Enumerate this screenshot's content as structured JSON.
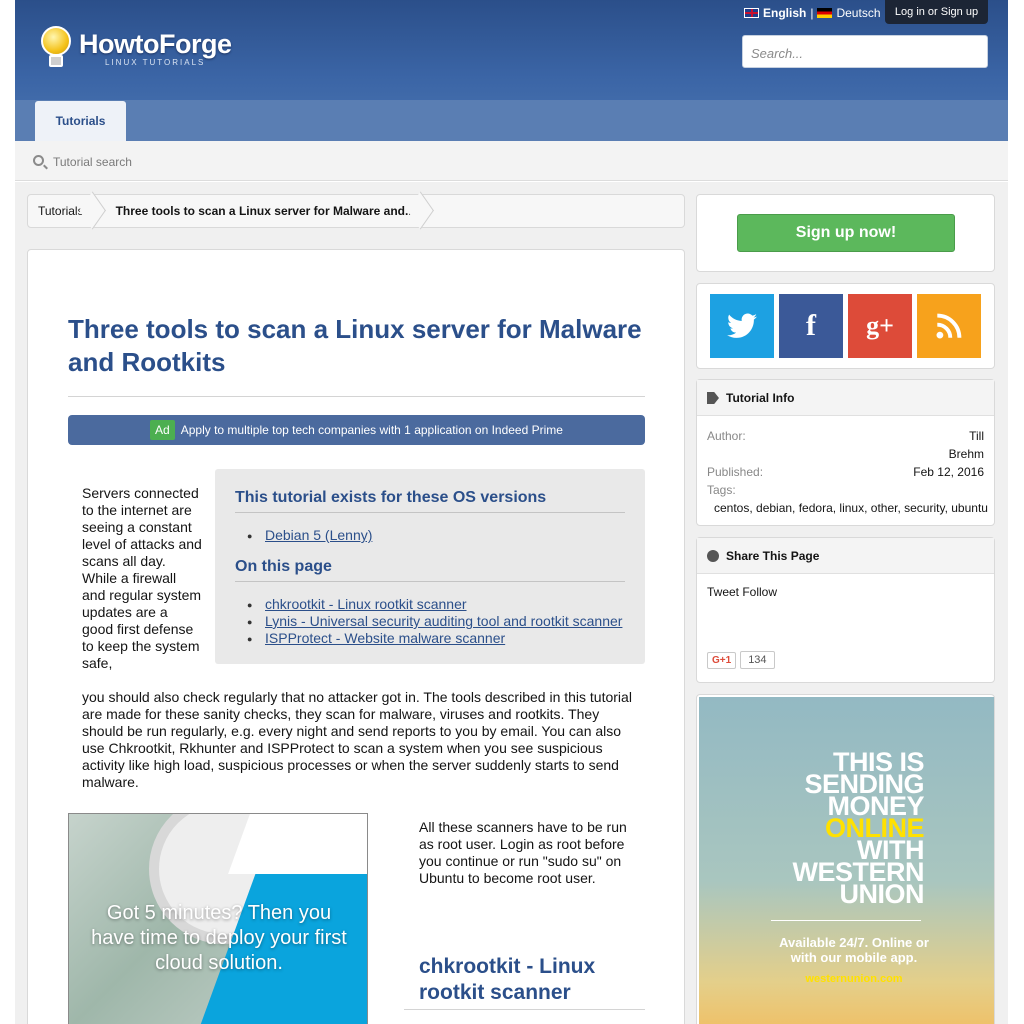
{
  "header": {
    "logo_name": "HowtoForge",
    "logo_sub": "LINUX TUTORIALS",
    "lang_en": "English",
    "lang_sep": "|",
    "lang_de": "Deutsch",
    "login": "Log in or Sign up",
    "search_placeholder": "Search...",
    "tab": "Tutorials"
  },
  "subbar": {
    "search": "Tutorial search"
  },
  "breadcrumb": [
    "Tutorials",
    "Three tools to scan a Linux server for Malware and.."
  ],
  "article": {
    "title": "Three tools to scan a Linux server for Malware and Rootkits",
    "ad_badge": "Ad",
    "ad_text": "Apply to multiple top tech companies with 1 application on Indeed Prime",
    "toc": {
      "os_heading": "This tutorial exists for these OS versions",
      "os_items": [
        "Debian 5 (Lenny)"
      ],
      "page_heading": "On this page",
      "page_items": [
        "chkrootkit - Linux rootkit scanner ",
        "Lynis - Universal security auditing tool and rootkit scanner ",
        "ISPProtect - Website malware scanner "
      ]
    },
    "intro_narrow": "Servers connected to the internet are seeing a constant level of attacks and scans all day. While a firewall and regular system updates are a good first defense to keep the system safe,",
    "intro_wide": "you should also check regularly that no attacker got in. The tools described in this tutorial are made for these sanity checks, they scan for malware, viruses and rootkits. They should be run regularly, e.g. every night and send reports to you by email. You can also use Chkrootkit, Rkhunter and ISPProtect to scan a system when you see suspicious activity like high load, suspicious processes or when the server suddenly starts to send malware.",
    "cloud_ad": "Got 5 minutes? Then you have time to deploy your first cloud solution.",
    "root_para": "All these scanners have to be run as root user. Login as root before you continue or run \"sudo su\" on Ubuntu to become root user.",
    "section_heading": "chkrootkit - Linux rootkit scanner"
  },
  "sidebar": {
    "signup": "Sign up now!",
    "social": {
      "twitter": "twitter-icon",
      "facebook": "f",
      "gplus": "g+",
      "rss": "rss-icon"
    },
    "info": {
      "heading": "Tutorial Info",
      "author_label": "Author:",
      "author_first": "Till",
      "author_last": "Brehm",
      "published_label": "Published:",
      "published": "Feb 12, 2016",
      "tags_label": "Tags:",
      "tags": "centos, debian, fedora, linux, other, security, ubuntu"
    },
    "share": {
      "heading": "Share This Page",
      "tweet": "Tweet Follow",
      "gplus": "G+1",
      "gplus_count": "134"
    },
    "wu_ad": {
      "line1": "THIS IS",
      "line2": "SENDING",
      "line3": "MONEY",
      "line4": "ONLINE",
      "line5": "WITH",
      "line6": "WESTERN",
      "line7": "UNION",
      "sub": "Available 24/7. Online or with our mobile app.",
      "link": "westernunion.com"
    }
  },
  "colors": {
    "brand_blue": "#2b4f8a",
    "signup_green": "#5cb85c",
    "twitter": "#1da1e2",
    "facebook": "#3b5998",
    "gplus": "#dd4b39",
    "rss": "#f7a21c"
  }
}
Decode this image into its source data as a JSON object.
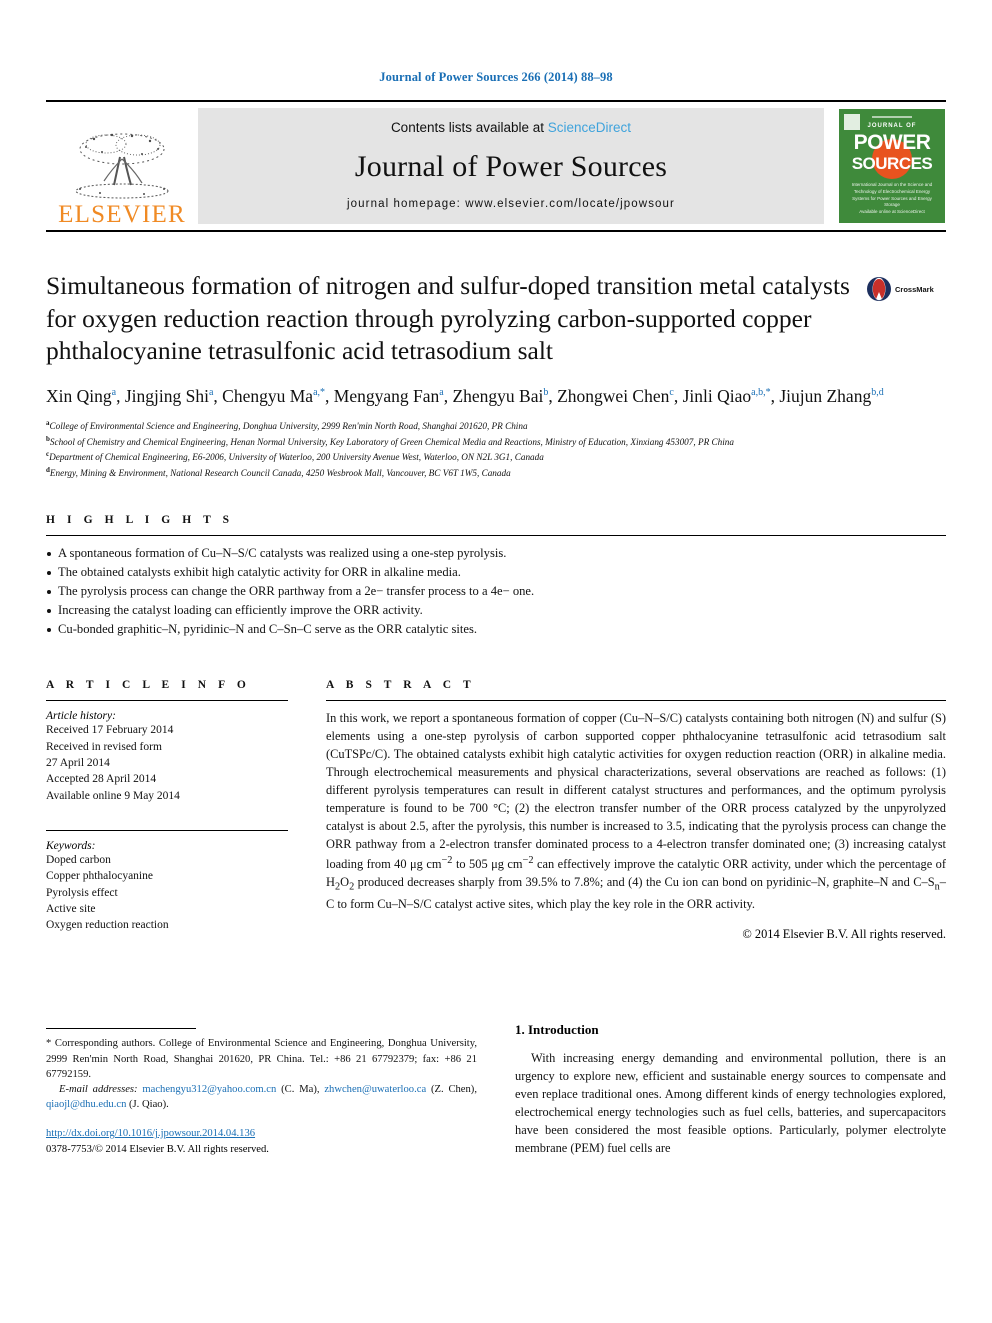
{
  "running_head": "Journal of Power Sources 266 (2014) 88–98",
  "masthead": {
    "publisher": "ELSEVIER",
    "contents_prefix": "Contents lists available at ",
    "sciencedirect": "ScienceDirect",
    "journal_name": "Journal of Power Sources",
    "homepage": "journal homepage: www.elsevier.com/locate/jpowsour",
    "cover": {
      "journal_of": "JOURNAL OF",
      "power": "POWER",
      "sources": "SOURCES",
      "subtitle": "International Journal on the Science and Technology of Electrochemical Energy Systems for Power Sources and Energy Storage",
      "bottom": "Available online at\nScienceDirect"
    },
    "colors": {
      "elsevier_orange": "#f08a24",
      "cover_green": "#3f8a3b",
      "cover_sun": "#e8531f",
      "sciencedirect_blue": "#3fa3dc",
      "banner_grey": "#e4e4e4"
    }
  },
  "article": {
    "title": "Simultaneous formation of nitrogen and sulfur-doped transition metal catalysts for oxygen reduction reaction through pyrolyzing carbon-supported copper phthalocyanine tetrasulfonic acid tetrasodium salt",
    "crossmark_label": "CrossMark",
    "authors": [
      {
        "name": "Xin Qing",
        "marks": "a"
      },
      {
        "name": "Jingjing Shi",
        "marks": "a"
      },
      {
        "name": "Chengyu Ma",
        "marks": "a,*"
      },
      {
        "name": "Mengyang Fan",
        "marks": "a"
      },
      {
        "name": "Zhengyu Bai",
        "marks": "b"
      },
      {
        "name": "Zhongwei Chen",
        "marks": "c"
      },
      {
        "name": "Jinli Qiao",
        "marks": "a,b,*"
      },
      {
        "name": "Jiujun Zhang",
        "marks": "b,d"
      }
    ],
    "affiliations": [
      {
        "mark": "a",
        "text": "College of Environmental Science and Engineering, Donghua University, 2999 Ren'min North Road, Shanghai 201620, PR China"
      },
      {
        "mark": "b",
        "text": "School of Chemistry and Chemical Engineering, Henan Normal University, Key Laboratory of Green Chemical Media and Reactions, Ministry of Education, Xinxiang 453007, PR China"
      },
      {
        "mark": "c",
        "text": "Department of Chemical Engineering, E6-2006, University of Waterloo, 200 University Avenue West, Waterloo, ON N2L 3G1, Canada"
      },
      {
        "mark": "d",
        "text": "Energy, Mining & Environment, National Research Council Canada, 4250 Wesbrook Mall, Vancouver, BC V6T 1W5, Canada"
      }
    ]
  },
  "highlights": {
    "heading": "HIGHLIGHTS",
    "items": [
      "A spontaneous formation of Cu–N–S/C catalysts was realized using a one-step pyrolysis.",
      "The obtained catalysts exhibit high catalytic activity for ORR in alkaline media.",
      "The pyrolysis process can change the ORR parthway from a 2e− transfer process to a 4e− one.",
      "Increasing the catalyst loading can efficiently improve the ORR activity.",
      "Cu-bonded graphitic–N, pyridinic–N and C–Sn–C serve as the ORR catalytic sites."
    ]
  },
  "article_info": {
    "heading": "ARTICLE INFO",
    "history_title": "Article history:",
    "history": [
      "Received 17 February 2014",
      "Received in revised form",
      "27 April 2014",
      "Accepted 28 April 2014",
      "Available online 9 May 2014"
    ],
    "keywords_title": "Keywords:",
    "keywords": [
      "Doped carbon",
      "Copper phthalocyanine",
      "Pyrolysis effect",
      "Active site",
      "Oxygen reduction reaction"
    ]
  },
  "abstract": {
    "heading": "ABSTRACT",
    "text": "In this work, we report a spontaneous formation of copper (Cu–N–S/C) catalysts containing both nitrogen (N) and sulfur (S) elements using a one-step pyrolysis of carbon supported copper phthalocyanine tetrasulfonic acid tetrasodium salt (CuTSPc/C). The obtained catalysts exhibit high catalytic activities for oxygen reduction reaction (ORR) in alkaline media. Through electrochemical measurements and physical characterizations, several observations are reached as follows: (1) different pyrolysis temperatures can result in different catalyst structures and performances, and the optimum pyrolysis temperature is found to be 700 °C; (2) the electron transfer number of the ORR process catalyzed by the unpyrolyzed catalyst is about 2.5, after the pyrolysis, this number is increased to 3.5, indicating that the pyrolysis process can change the ORR pathway from a 2-electron transfer dominated process to a 4-electron transfer dominated one; (3) increasing catalyst loading from 40 μg cm−2 to 505 μg cm−2 can effectively improve the catalytic ORR activity, under which the percentage of H2O2 produced decreases sharply from 39.5% to 7.8%; and (4) the Cu ion can bond on pyridinic–N, graphite–N and C–Sn–C to form Cu–N–S/C catalyst active sites, which play the key role in the ORR activity.",
    "copyright": "© 2014 Elsevier B.V. All rights reserved."
  },
  "introduction": {
    "heading": "1. Introduction",
    "paragraph": "With increasing energy demanding and environmental pollution, there is an urgency to explore new, efficient and sustainable energy sources to compensate and even replace traditional ones. Among different kinds of energy technologies explored, electrochemical energy technologies such as fuel cells, batteries, and supercapacitors have been considered the most feasible options. Particularly, polymer electrolyte membrane (PEM) fuel cells are"
  },
  "footnote": {
    "corresponding": "* Corresponding authors. College of Environmental Science and Engineering, Donghua University, 2999 Ren'min North Road, Shanghai 201620, PR China. Tel.: +86 21 67792379; fax: +86 21 67792159.",
    "email_label": "E-mail addresses:",
    "emails": [
      {
        "address": "machengyu312@yahoo.com.cn",
        "person": "(C. Ma)"
      },
      {
        "address": "zhwchen@uwaterloo.ca",
        "person": "(Z. Chen)"
      },
      {
        "address": "qiaojl@dhu.edu.cn",
        "person": "(J. Qiao)"
      }
    ],
    "doi": "http://dx.doi.org/10.1016/j.jpowsour.2014.04.136",
    "issn": "0378-7753/© 2014 Elsevier B.V. All rights reserved."
  }
}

EXERCISE GOAL ::
The answer should be a bare number: the count of lines above in which the word "reserved" occurs.

OUTPUT FOR THIS EXERCISE ::
2